→ Instructions to follow
In the records below, find each line with the word "JSON" and copy it.
___ Provided records
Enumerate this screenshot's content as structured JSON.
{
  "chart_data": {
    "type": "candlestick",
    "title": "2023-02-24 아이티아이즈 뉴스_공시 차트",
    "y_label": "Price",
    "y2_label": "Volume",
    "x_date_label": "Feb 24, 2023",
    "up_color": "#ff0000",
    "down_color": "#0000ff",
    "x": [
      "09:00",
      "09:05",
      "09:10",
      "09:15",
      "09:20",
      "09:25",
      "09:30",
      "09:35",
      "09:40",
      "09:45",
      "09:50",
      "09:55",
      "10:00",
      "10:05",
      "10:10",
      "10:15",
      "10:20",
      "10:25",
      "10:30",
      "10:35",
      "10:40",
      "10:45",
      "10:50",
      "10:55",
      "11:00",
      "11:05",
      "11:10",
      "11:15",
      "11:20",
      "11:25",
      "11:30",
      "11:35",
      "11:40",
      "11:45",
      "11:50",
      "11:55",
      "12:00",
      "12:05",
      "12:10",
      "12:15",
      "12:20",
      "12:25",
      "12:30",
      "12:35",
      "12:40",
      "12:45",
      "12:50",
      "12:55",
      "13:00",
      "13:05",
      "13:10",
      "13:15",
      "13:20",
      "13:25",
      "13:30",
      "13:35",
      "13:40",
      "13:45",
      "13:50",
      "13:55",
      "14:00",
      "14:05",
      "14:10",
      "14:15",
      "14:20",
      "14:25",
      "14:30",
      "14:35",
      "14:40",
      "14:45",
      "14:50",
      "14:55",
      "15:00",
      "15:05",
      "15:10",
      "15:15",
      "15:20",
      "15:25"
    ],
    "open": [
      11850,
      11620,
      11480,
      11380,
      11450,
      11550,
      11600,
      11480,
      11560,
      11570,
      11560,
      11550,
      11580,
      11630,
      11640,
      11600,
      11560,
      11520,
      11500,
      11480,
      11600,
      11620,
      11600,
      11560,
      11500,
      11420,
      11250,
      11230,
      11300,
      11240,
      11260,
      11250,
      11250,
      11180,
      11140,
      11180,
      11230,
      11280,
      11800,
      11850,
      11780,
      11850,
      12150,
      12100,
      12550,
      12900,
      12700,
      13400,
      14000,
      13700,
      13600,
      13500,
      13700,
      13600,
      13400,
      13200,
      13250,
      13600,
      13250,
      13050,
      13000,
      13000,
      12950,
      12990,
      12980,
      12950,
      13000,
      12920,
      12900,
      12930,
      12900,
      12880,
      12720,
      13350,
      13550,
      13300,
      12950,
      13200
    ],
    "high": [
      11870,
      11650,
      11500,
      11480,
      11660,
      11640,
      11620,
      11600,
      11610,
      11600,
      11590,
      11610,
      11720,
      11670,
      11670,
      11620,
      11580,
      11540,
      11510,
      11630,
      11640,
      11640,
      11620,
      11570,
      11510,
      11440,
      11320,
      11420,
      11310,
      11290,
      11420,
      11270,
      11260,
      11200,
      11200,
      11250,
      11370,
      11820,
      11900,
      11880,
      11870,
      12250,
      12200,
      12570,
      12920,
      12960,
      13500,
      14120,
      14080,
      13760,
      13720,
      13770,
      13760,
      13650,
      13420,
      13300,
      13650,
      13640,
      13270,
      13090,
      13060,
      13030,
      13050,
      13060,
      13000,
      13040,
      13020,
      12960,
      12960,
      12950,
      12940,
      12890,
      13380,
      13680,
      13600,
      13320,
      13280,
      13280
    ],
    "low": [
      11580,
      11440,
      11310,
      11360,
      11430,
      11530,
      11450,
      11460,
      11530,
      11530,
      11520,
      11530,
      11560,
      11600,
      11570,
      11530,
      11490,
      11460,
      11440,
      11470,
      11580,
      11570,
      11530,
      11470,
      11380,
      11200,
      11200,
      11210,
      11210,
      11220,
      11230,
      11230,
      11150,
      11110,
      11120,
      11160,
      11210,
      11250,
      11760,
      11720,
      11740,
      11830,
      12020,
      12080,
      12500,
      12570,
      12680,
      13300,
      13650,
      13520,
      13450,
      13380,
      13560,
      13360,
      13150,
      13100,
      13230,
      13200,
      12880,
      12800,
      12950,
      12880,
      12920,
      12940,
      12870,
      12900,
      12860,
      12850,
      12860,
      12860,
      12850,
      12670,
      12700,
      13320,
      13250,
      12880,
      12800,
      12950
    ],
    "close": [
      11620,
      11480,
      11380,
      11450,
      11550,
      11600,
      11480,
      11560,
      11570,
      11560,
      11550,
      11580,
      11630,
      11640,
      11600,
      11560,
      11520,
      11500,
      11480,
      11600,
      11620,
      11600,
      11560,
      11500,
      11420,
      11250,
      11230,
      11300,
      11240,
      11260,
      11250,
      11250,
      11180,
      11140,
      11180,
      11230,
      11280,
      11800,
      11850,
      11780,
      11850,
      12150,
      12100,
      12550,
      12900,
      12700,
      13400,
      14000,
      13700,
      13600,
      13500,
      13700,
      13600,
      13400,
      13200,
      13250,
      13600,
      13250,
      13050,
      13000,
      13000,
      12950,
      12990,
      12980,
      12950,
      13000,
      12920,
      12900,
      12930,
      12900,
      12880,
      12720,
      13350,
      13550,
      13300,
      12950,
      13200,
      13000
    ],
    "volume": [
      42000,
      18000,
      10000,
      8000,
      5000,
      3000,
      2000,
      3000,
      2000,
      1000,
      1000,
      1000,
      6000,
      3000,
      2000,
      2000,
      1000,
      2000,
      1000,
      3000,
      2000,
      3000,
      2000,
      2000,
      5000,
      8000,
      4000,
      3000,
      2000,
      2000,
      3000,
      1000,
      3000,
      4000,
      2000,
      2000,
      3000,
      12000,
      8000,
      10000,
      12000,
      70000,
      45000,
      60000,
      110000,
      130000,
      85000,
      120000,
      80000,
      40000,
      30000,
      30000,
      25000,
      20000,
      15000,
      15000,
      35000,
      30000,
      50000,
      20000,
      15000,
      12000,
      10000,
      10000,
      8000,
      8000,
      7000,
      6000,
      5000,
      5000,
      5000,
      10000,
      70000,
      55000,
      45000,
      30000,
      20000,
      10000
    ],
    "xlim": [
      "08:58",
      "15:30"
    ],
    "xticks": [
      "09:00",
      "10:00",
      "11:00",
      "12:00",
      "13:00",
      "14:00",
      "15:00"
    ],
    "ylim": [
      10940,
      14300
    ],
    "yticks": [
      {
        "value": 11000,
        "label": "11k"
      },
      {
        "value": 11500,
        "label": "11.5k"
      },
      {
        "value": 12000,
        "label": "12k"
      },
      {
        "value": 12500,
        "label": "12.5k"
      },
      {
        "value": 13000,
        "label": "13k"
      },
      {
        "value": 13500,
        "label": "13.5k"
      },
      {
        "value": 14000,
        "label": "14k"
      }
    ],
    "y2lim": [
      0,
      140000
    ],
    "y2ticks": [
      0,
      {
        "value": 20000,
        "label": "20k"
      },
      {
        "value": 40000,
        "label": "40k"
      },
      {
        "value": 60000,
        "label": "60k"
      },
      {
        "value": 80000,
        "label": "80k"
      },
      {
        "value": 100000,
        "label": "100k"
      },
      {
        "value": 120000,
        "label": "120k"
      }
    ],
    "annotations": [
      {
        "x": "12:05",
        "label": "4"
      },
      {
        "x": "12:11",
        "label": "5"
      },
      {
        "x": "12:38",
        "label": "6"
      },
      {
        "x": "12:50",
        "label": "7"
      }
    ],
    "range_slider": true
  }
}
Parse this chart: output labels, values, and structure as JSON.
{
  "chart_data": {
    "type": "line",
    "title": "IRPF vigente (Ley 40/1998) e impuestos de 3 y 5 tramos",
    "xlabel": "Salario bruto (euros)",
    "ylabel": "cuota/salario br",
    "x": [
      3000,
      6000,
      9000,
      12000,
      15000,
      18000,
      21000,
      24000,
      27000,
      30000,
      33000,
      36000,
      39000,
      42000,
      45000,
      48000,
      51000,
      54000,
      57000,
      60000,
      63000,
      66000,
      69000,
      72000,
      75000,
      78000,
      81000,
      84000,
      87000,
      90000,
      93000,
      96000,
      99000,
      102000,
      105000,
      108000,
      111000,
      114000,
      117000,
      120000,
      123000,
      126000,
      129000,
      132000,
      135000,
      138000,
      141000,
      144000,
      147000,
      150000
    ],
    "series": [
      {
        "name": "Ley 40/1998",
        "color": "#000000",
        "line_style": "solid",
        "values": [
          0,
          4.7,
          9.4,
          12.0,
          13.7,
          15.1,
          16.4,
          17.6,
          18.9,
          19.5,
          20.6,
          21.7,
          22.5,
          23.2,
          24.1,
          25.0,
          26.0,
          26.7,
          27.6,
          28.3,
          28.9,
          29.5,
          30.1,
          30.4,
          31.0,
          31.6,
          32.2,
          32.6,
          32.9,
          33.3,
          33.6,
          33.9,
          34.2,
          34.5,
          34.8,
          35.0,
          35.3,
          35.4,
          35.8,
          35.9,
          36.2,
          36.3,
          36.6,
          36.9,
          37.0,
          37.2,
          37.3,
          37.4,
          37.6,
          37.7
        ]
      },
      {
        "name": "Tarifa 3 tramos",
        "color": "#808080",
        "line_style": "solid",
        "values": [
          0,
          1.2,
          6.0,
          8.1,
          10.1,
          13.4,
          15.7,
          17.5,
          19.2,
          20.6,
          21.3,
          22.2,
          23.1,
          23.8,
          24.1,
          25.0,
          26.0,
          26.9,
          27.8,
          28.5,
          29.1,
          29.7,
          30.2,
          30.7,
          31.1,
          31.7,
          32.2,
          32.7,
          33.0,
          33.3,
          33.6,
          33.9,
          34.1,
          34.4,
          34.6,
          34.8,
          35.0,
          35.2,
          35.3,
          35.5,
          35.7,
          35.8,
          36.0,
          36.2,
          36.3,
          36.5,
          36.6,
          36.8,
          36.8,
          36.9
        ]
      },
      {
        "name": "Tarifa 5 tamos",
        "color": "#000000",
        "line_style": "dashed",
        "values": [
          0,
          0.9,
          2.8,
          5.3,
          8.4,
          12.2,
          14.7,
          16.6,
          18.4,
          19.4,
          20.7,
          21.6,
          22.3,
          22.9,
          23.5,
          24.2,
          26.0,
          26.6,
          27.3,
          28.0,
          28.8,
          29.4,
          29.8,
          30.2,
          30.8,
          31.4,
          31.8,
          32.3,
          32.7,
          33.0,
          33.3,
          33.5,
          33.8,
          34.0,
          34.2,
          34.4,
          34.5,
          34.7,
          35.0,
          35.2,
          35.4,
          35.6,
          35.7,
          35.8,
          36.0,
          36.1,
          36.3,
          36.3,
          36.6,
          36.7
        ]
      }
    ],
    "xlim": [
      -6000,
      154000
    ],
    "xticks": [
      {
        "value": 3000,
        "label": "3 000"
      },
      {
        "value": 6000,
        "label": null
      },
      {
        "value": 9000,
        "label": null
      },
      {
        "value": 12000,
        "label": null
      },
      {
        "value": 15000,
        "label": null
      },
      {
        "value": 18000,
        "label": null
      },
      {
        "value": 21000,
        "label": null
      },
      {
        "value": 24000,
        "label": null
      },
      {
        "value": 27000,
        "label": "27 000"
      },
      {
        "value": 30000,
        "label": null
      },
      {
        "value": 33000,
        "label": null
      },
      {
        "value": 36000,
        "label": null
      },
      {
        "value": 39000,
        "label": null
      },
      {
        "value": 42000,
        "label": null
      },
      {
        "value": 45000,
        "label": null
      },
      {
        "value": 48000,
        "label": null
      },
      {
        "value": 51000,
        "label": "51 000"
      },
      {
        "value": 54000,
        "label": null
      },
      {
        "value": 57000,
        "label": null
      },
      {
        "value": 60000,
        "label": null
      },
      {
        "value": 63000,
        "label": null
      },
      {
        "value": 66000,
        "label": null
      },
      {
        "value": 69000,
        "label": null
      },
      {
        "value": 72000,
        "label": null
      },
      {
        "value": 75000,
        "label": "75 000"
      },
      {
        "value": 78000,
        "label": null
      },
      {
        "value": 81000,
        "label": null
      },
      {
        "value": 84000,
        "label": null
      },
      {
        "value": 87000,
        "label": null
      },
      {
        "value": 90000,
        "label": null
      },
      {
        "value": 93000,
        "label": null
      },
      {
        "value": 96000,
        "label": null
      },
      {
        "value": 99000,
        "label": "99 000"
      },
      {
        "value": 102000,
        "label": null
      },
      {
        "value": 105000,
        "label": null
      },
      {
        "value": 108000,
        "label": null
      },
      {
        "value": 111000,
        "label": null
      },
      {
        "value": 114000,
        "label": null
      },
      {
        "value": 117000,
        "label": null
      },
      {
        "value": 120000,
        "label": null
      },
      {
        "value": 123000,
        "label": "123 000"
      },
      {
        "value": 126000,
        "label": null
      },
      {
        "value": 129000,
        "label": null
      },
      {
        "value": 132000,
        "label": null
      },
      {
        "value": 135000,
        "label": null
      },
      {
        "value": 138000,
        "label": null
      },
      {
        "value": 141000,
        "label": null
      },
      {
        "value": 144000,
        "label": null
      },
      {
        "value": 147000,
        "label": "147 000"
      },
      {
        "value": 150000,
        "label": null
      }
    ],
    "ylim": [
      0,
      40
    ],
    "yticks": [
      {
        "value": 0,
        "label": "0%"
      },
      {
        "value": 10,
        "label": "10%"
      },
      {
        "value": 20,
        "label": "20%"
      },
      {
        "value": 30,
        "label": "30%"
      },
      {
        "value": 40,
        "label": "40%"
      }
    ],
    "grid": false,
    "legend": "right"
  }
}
______
→ Correct response
Enumerate this screenshot's content as structured JSON.
Parse this chart: output labels, values, and structure as JSON.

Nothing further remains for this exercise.